EXERCISE DESCRIPTION:
In this exercise, return only the lines that run from the line with "Output a JSON" to the end of the entries below, both included. Pictures are not copied.

══════════════════════════════

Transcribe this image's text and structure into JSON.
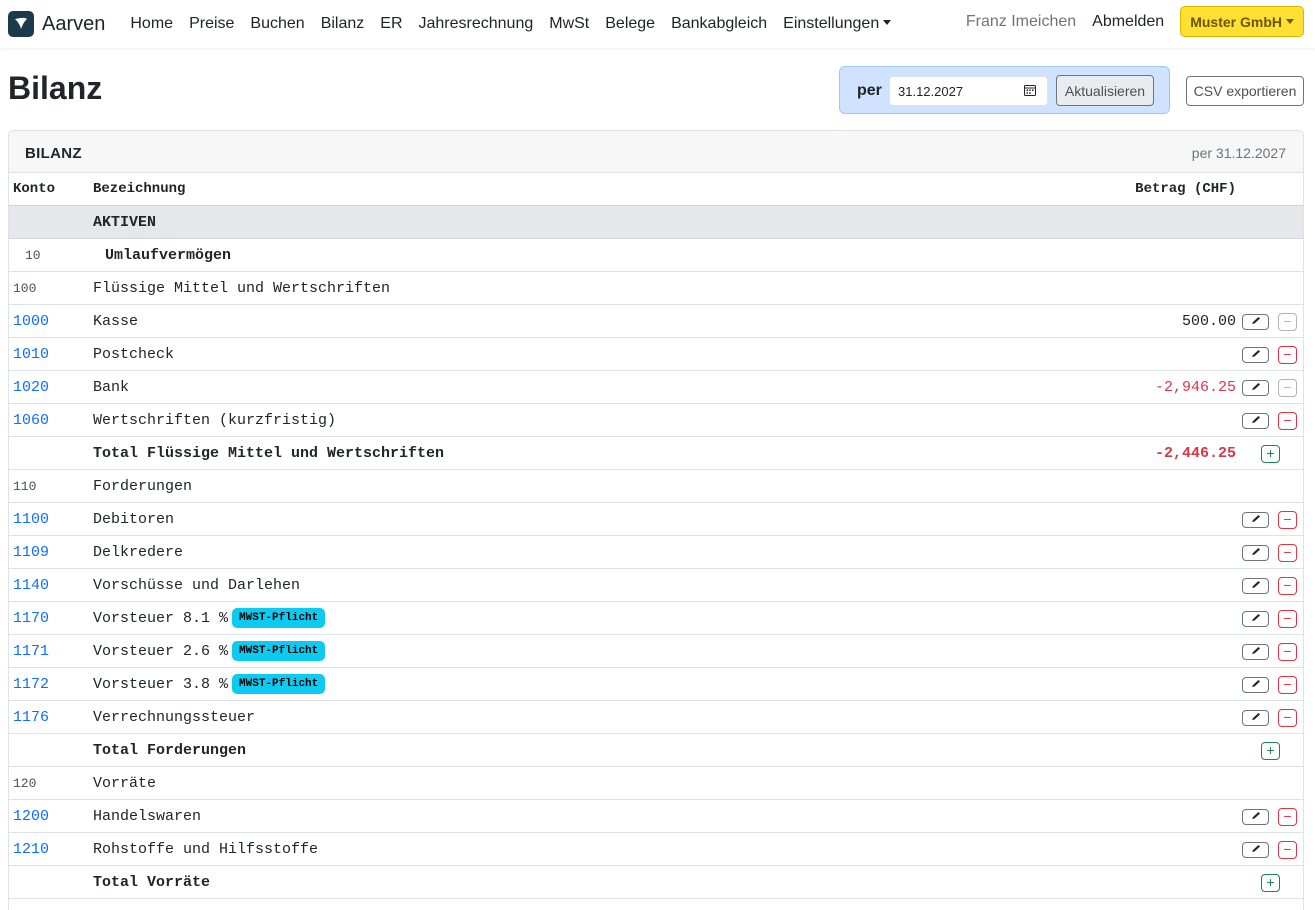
{
  "app": {
    "name": "Aarven",
    "logo_icon": "bird-logo-icon"
  },
  "nav": {
    "links": [
      "Home",
      "Preise",
      "Buchen",
      "Bilanz",
      "ER",
      "Jahresrechnung",
      "MwSt",
      "Belege",
      "Bankabgleich",
      "Einstellungen"
    ],
    "user": "Franz Imeichen",
    "logout": "Abmelden",
    "company": "Muster GmbH"
  },
  "header": {
    "title": "Bilanz",
    "per_label": "per",
    "date_value": "31.12.2027",
    "refresh_label": "Aktualisieren",
    "csv_label": "CSV exportieren"
  },
  "card": {
    "title": "BILANZ",
    "subtitle": "per 31.12.2027"
  },
  "table": {
    "columns": [
      "Konto",
      "Bezeichnung",
      "Betrag (CHF)"
    ],
    "rows": [
      {
        "type": "section",
        "konto": "",
        "label": "AKTIVEN",
        "amount": ""
      },
      {
        "type": "group",
        "konto": "10",
        "label": "Umlaufvermögen",
        "amount": ""
      },
      {
        "type": "subgroup",
        "konto": "100",
        "label": "Flüssige Mittel und Wertschriften",
        "amount": ""
      },
      {
        "type": "account",
        "konto": "1000",
        "label": "Kasse",
        "amount": "500.00",
        "negative": false,
        "delete_enabled": false
      },
      {
        "type": "account",
        "konto": "1010",
        "label": "Postcheck",
        "amount": "",
        "negative": false,
        "delete_enabled": true
      },
      {
        "type": "account",
        "konto": "1020",
        "label": "Bank",
        "amount": "-2,946.25",
        "negative": true,
        "delete_enabled": false
      },
      {
        "type": "account",
        "konto": "1060",
        "label": "Wertschriften (kurzfristig)",
        "amount": "",
        "negative": false,
        "delete_enabled": true
      },
      {
        "type": "total",
        "konto": "",
        "label": "Total Flüssige Mittel und Wertschriften",
        "amount": "-2,446.25",
        "negative": true
      },
      {
        "type": "subgroup",
        "konto": "110",
        "label": "Forderungen",
        "amount": ""
      },
      {
        "type": "account",
        "konto": "1100",
        "label": "Debitoren",
        "amount": "",
        "negative": false,
        "delete_enabled": true
      },
      {
        "type": "account",
        "konto": "1109",
        "label": "Delkredere",
        "amount": "",
        "negative": false,
        "delete_enabled": true
      },
      {
        "type": "account",
        "konto": "1140",
        "label": "Vorschüsse und Darlehen",
        "amount": "",
        "negative": false,
        "delete_enabled": true
      },
      {
        "type": "account",
        "konto": "1170",
        "label": "Vorsteuer 8.1 %",
        "badge": "MWST-Pflicht",
        "amount": "",
        "negative": false,
        "delete_enabled": true
      },
      {
        "type": "account",
        "konto": "1171",
        "label": "Vorsteuer 2.6 %",
        "badge": "MWST-Pflicht",
        "amount": "",
        "negative": false,
        "delete_enabled": true
      },
      {
        "type": "account",
        "konto": "1172",
        "label": "Vorsteuer 3.8 %",
        "badge": "MWST-Pflicht",
        "amount": "",
        "negative": false,
        "delete_enabled": true
      },
      {
        "type": "account",
        "konto": "1176",
        "label": "Verrechnungssteuer",
        "amount": "",
        "negative": false,
        "delete_enabled": true
      },
      {
        "type": "total",
        "konto": "",
        "label": "Total Forderungen",
        "amount": "",
        "negative": false
      },
      {
        "type": "subgroup",
        "konto": "120",
        "label": "Vorräte",
        "amount": ""
      },
      {
        "type": "account",
        "konto": "1200",
        "label": "Handelswaren",
        "amount": "",
        "negative": false,
        "delete_enabled": true
      },
      {
        "type": "account",
        "konto": "1210",
        "label": "Rohstoffe und Hilfsstoffe",
        "amount": "",
        "negative": false,
        "delete_enabled": true
      },
      {
        "type": "total",
        "konto": "",
        "label": "Total Vorräte",
        "amount": "",
        "negative": false
      }
    ]
  },
  "colors": {
    "link": "#0d6efd",
    "negative": "#dc3545",
    "badge": "#0dcaf0",
    "company": "#ffe033",
    "add": "#198754"
  }
}
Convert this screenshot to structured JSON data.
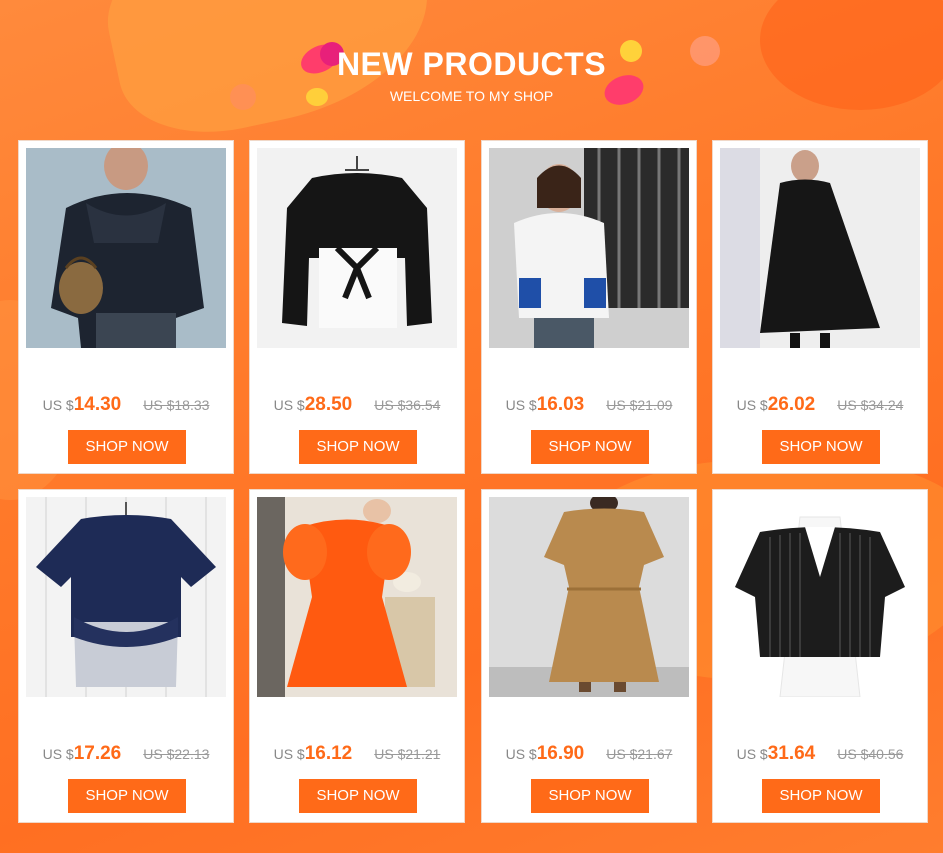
{
  "header": {
    "title": "NEW PRODUCTS",
    "subtitle": "WELCOME TO MY SHOP"
  },
  "colors": {
    "accent": "#ff6a18",
    "background": "#ff7a2a",
    "card": "#ffffff"
  },
  "products": [
    {
      "currency": "US $",
      "price": "14.30",
      "old_price": "US $18.33",
      "button": "SHOP NOW",
      "image": "ruffled-navy-blouse-with-bag"
    },
    {
      "currency": "US $",
      "price": "28.50",
      "old_price": "US $36.54",
      "button": "SHOP NOW",
      "image": "black-sweatshirt-white-shirt-tie"
    },
    {
      "currency": "US $",
      "price": "16.03",
      "old_price": "US $21.09",
      "button": "SHOP NOW",
      "image": "white-blazer-blue-corset"
    },
    {
      "currency": "US $",
      "price": "26.02",
      "old_price": "US $34.24",
      "button": "SHOP NOW",
      "image": "black-pleated-dress"
    },
    {
      "currency": "US $",
      "price": "17.26",
      "old_price": "US $22.13",
      "button": "SHOP NOW",
      "image": "navy-tee-striped-hem"
    },
    {
      "currency": "US $",
      "price": "16.12",
      "old_price": "US $21.21",
      "button": "SHOP NOW",
      "image": "orange-puff-sleeve-dress"
    },
    {
      "currency": "US $",
      "price": "16.90",
      "old_price": "US $21.67",
      "button": "SHOP NOW",
      "image": "khaki-linen-maxi-dress"
    },
    {
      "currency": "US $",
      "price": "31.64",
      "old_price": "US $40.56",
      "button": "SHOP NOW",
      "image": "pinstripe-vest-white-shirt"
    }
  ]
}
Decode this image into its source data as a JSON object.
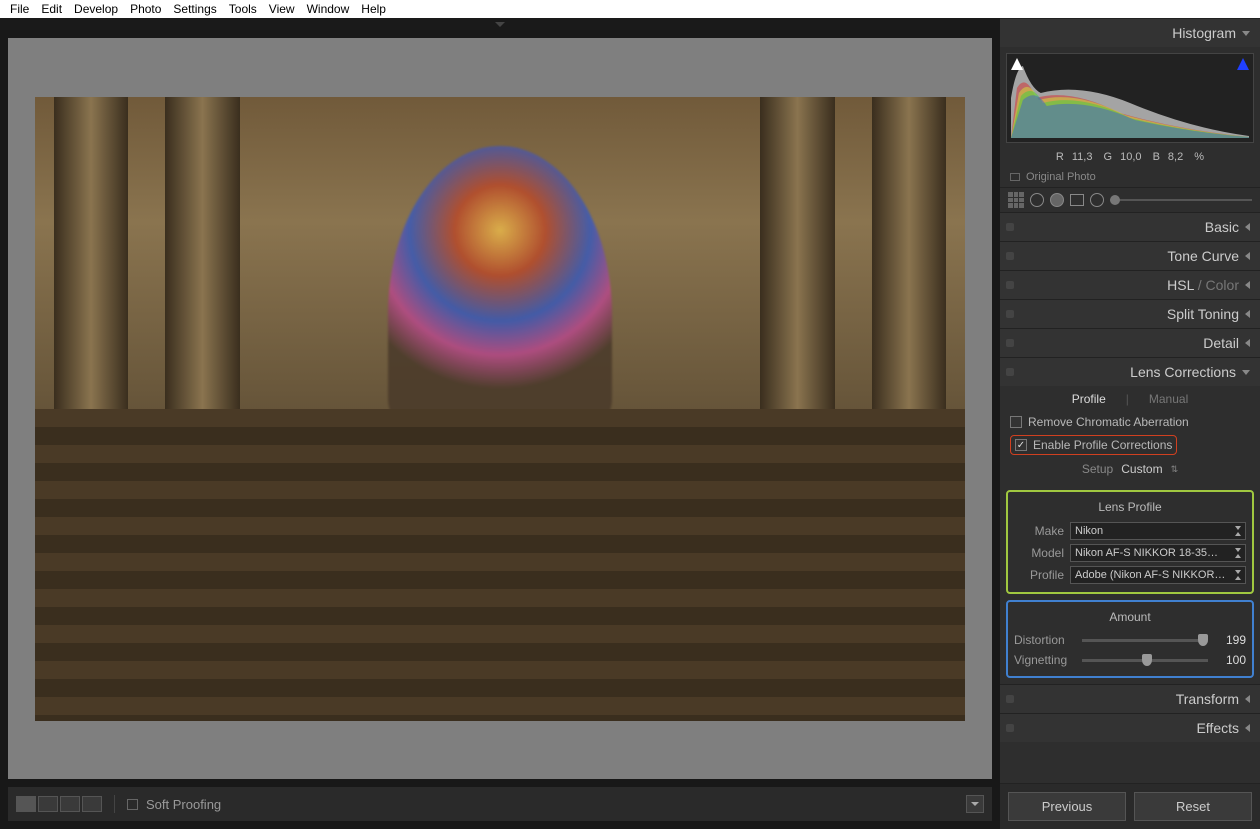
{
  "menu": [
    "File",
    "Edit",
    "Develop",
    "Photo",
    "Settings",
    "Tools",
    "View",
    "Window",
    "Help"
  ],
  "panels": {
    "histogram": "Histogram",
    "basic": "Basic",
    "toneCurve": "Tone Curve",
    "hsl": "HSL",
    "color": "Color",
    "splitToning": "Split Toning",
    "detail": "Detail",
    "lensCorrections": "Lens Corrections",
    "transform": "Transform",
    "effects": "Effects"
  },
  "histogram": {
    "r_label": "R",
    "r": "11,3",
    "g_label": "G",
    "g": "10,0",
    "b_label": "B",
    "b": "8,2",
    "pct": "%",
    "originalPhoto": "Original Photo"
  },
  "lens": {
    "tabProfile": "Profile",
    "tabManual": "Manual",
    "removeCA": "Remove Chromatic Aberration",
    "enableProfile": "Enable Profile Corrections",
    "setupLabel": "Setup",
    "setupValue": "Custom",
    "lensProfile": "Lens Profile",
    "makeLabel": "Make",
    "makeValue": "Nikon",
    "modelLabel": "Model",
    "modelValue": "Nikon AF-S NIKKOR 18-35…",
    "profileLabel": "Profile",
    "profileValue": "Adobe (Nikon AF-S NIKKOR…",
    "amount": "Amount",
    "distortionLabel": "Distortion",
    "distortionValue": "199",
    "vignettingLabel": "Vignetting",
    "vignettingValue": "100"
  },
  "buttons": {
    "previous": "Previous",
    "reset": "Reset"
  },
  "toolbar": {
    "softProofing": "Soft Proofing"
  }
}
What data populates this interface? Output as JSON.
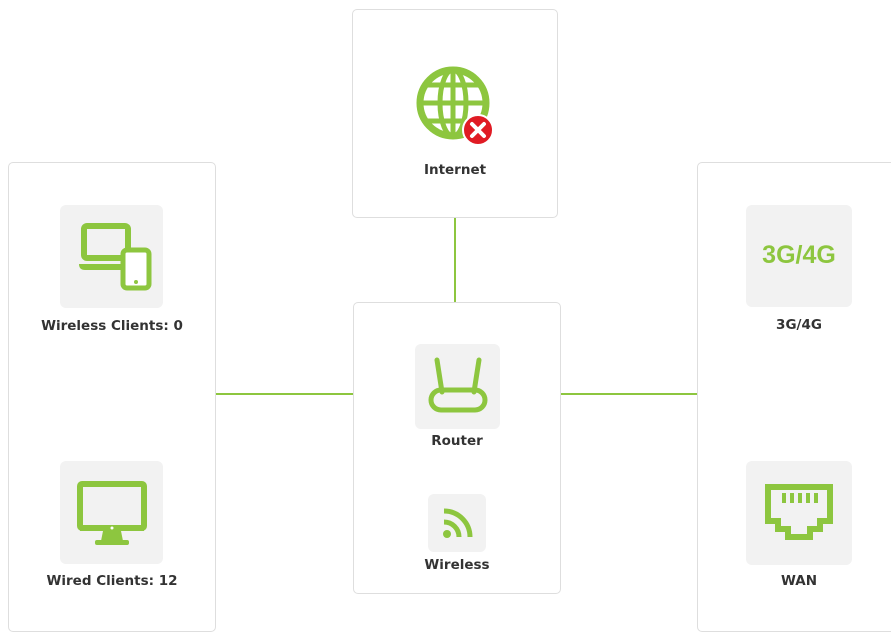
{
  "colors": {
    "accent": "#8dc63f",
    "error": "#e01b24"
  },
  "internet": {
    "label": "Internet",
    "status": "disconnected"
  },
  "wireless_clients": {
    "label": "Wireless Clients: 0"
  },
  "wired_clients": {
    "label": "Wired Clients: 12"
  },
  "router": {
    "label": "Router"
  },
  "wireless": {
    "label": "Wireless"
  },
  "mobile": {
    "label": "3G/4G",
    "icon_text": "3G/4G"
  },
  "wan": {
    "label": "WAN"
  }
}
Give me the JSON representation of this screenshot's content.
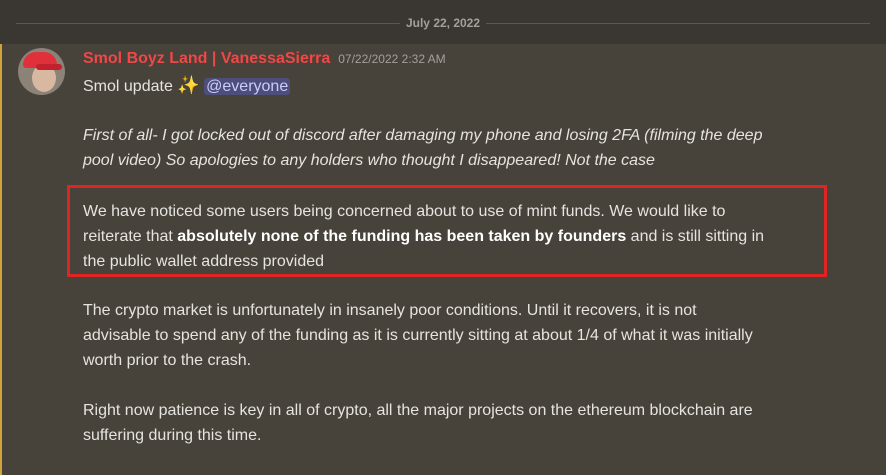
{
  "date_divider": {
    "label": "July 22, 2022"
  },
  "message": {
    "author": "Smol Boyz Land | VanessaSierra",
    "timestamp": "07/22/2022 2:32 AM",
    "line1_text": "Smol update ",
    "sparkle": "✨",
    "mention": "@everyone",
    "para1_line1": "First of all- I got locked out of discord after damaging my phone and losing 2FA (filming the deep",
    "para1_line2": "pool video) So apologies to any holders who thought I disappeared! Not the case",
    "para2_line1": "We have noticed some users being concerned about to use of mint funds. We would like to",
    "para2_line2_pre": "reiterate that ",
    "para2_line2_bold": "absolutely none of the funding has been taken by founders",
    "para2_line2_post": " and is still sitting in",
    "para2_line3": "the public wallet address provided",
    "para3_line1": "The crypto market is unfortunately in insanely poor conditions. Until it recovers, it is not",
    "para3_line2": "advisable to spend any of the funding as it is currently sitting at about 1/4 of what it was initially",
    "para3_line3": "worth prior to the crash.",
    "para4_line1": "Right now patience is key in all of crypto, all the major projects on the ethereum blockchain are",
    "para4_line2": "suffering during this time."
  },
  "colors": {
    "username": "#f04747",
    "highlight_border": "#e02424",
    "accent_bar": "#d3a33a"
  },
  "icons": {
    "sparkle": "sparkles-emoji"
  }
}
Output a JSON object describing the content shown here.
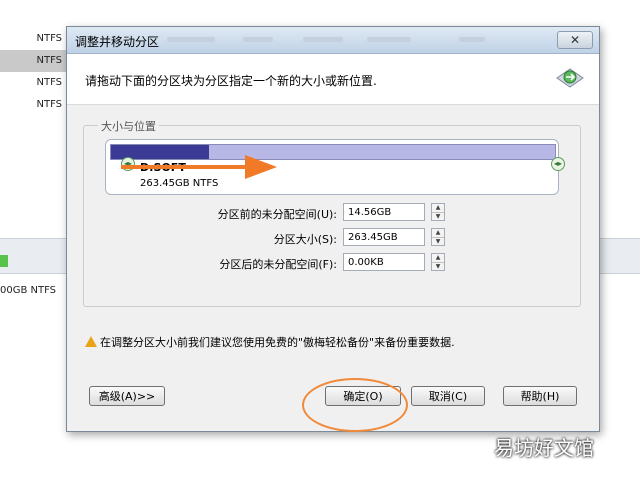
{
  "background": {
    "fs_rows": [
      "NTFS",
      "NTFS",
      "NTFS",
      "NTFS"
    ],
    "bottom_text": "00GB NTFS"
  },
  "dialog": {
    "title": "调整并移动分区",
    "close_label": "✕",
    "header_text": "请拖动下面的分区块为分区指定一个新的大小或新位置.",
    "group_title": "大小与位置",
    "partition": {
      "name": "D:SOFT",
      "size_fs": "263.45GB NTFS",
      "fill_fraction": 0.22
    },
    "fields": [
      {
        "label": "分区前的未分配空间(U):",
        "value": "14.56GB"
      },
      {
        "label": "分区大小(S):",
        "value": "263.45GB"
      },
      {
        "label": "分区后的未分配空间(F):",
        "value": "0.00KB"
      }
    ],
    "warning": "在调整分区大小前我们建议您使用免费的\"傲梅轻松备份\"来备份重要数据.",
    "buttons": {
      "advanced": "高级(A)>>",
      "ok": "确定(O)",
      "cancel": "取消(C)",
      "help": "帮助(H)"
    }
  },
  "watermark": "易坊好文馆",
  "colors": {
    "accent_arrow": "#f07a28",
    "bar_fill": "#3b3b96",
    "bar_empty": "#b8b8e6",
    "annotation_oval": "#f08a3a"
  }
}
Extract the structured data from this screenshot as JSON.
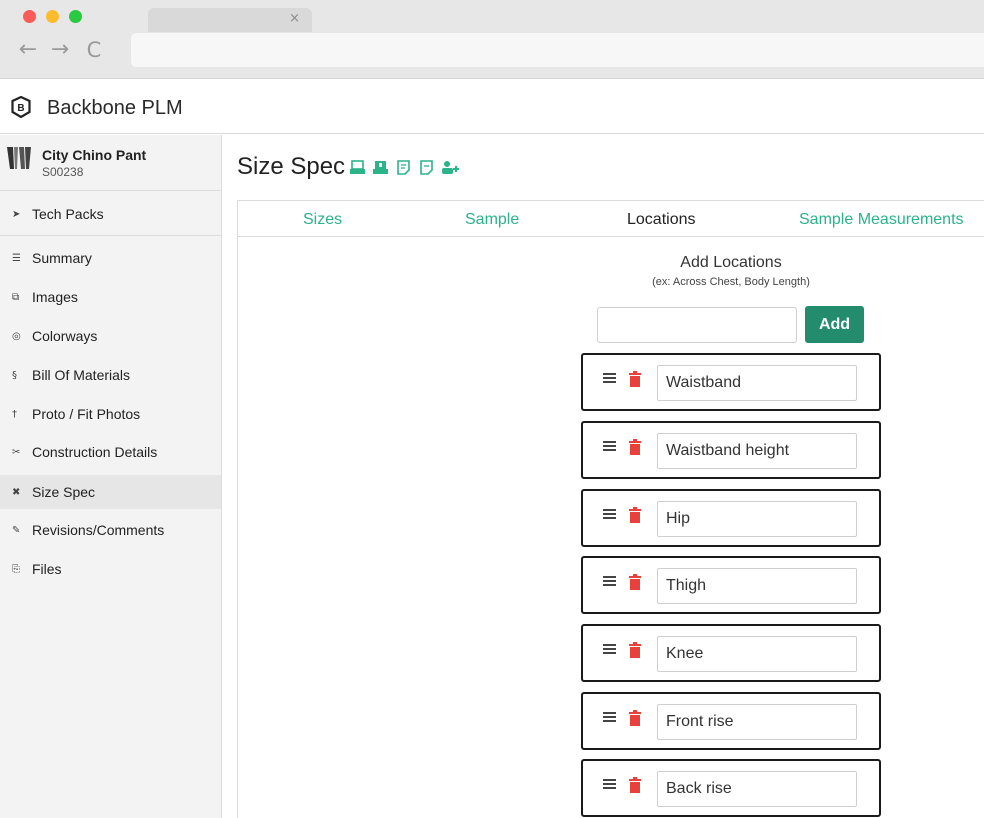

══════════════════════════════

WRITTEN ANSWER:
Output a JSON object describing the content shown here.
{
  "background": {
    "fs_rows": [
      "NTFS",
      "NTFS",
      "NTFS",
      "NTFS"
    ],
    "bottom_text": "00GB NTFS"
  },
  "dialog": {
    "title": "调整并移动分区",
    "close_label": "✕",
    "header_text": "请拖动下面的分区块为分区指定一个新的大小或新位置.",
    "group_title": "大小与位置",
    "partition": {
      "name": "D:SOFT",
      "size_fs": "263.45GB NTFS",
      "fill_fraction": 0.22
    },
    "fields": [
      {
        "label": "分区前的未分配空间(U):",
        "value": "14.56GB"
      },
      {
        "label": "分区大小(S):",
        "value": "263.45GB"
      },
      {
        "label": "分区后的未分配空间(F):",
        "value": "0.00KB"
      }
    ],
    "warning": "在调整分区大小前我们建议您使用免费的\"傲梅轻松备份\"来备份重要数据.",
    "buttons": {
      "advanced": "高级(A)>>",
      "ok": "确定(O)",
      "cancel": "取消(C)",
      "help": "帮助(H)"
    }
  },
  "watermark": "易坊好文馆",
  "colors": {
    "accent_arrow": "#f07a28",
    "bar_fill": "#3b3b96",
    "bar_empty": "#b8b8e6",
    "annotation_oval": "#f08a3a"
  }
}
Extract the structured data from this screenshot as JSON.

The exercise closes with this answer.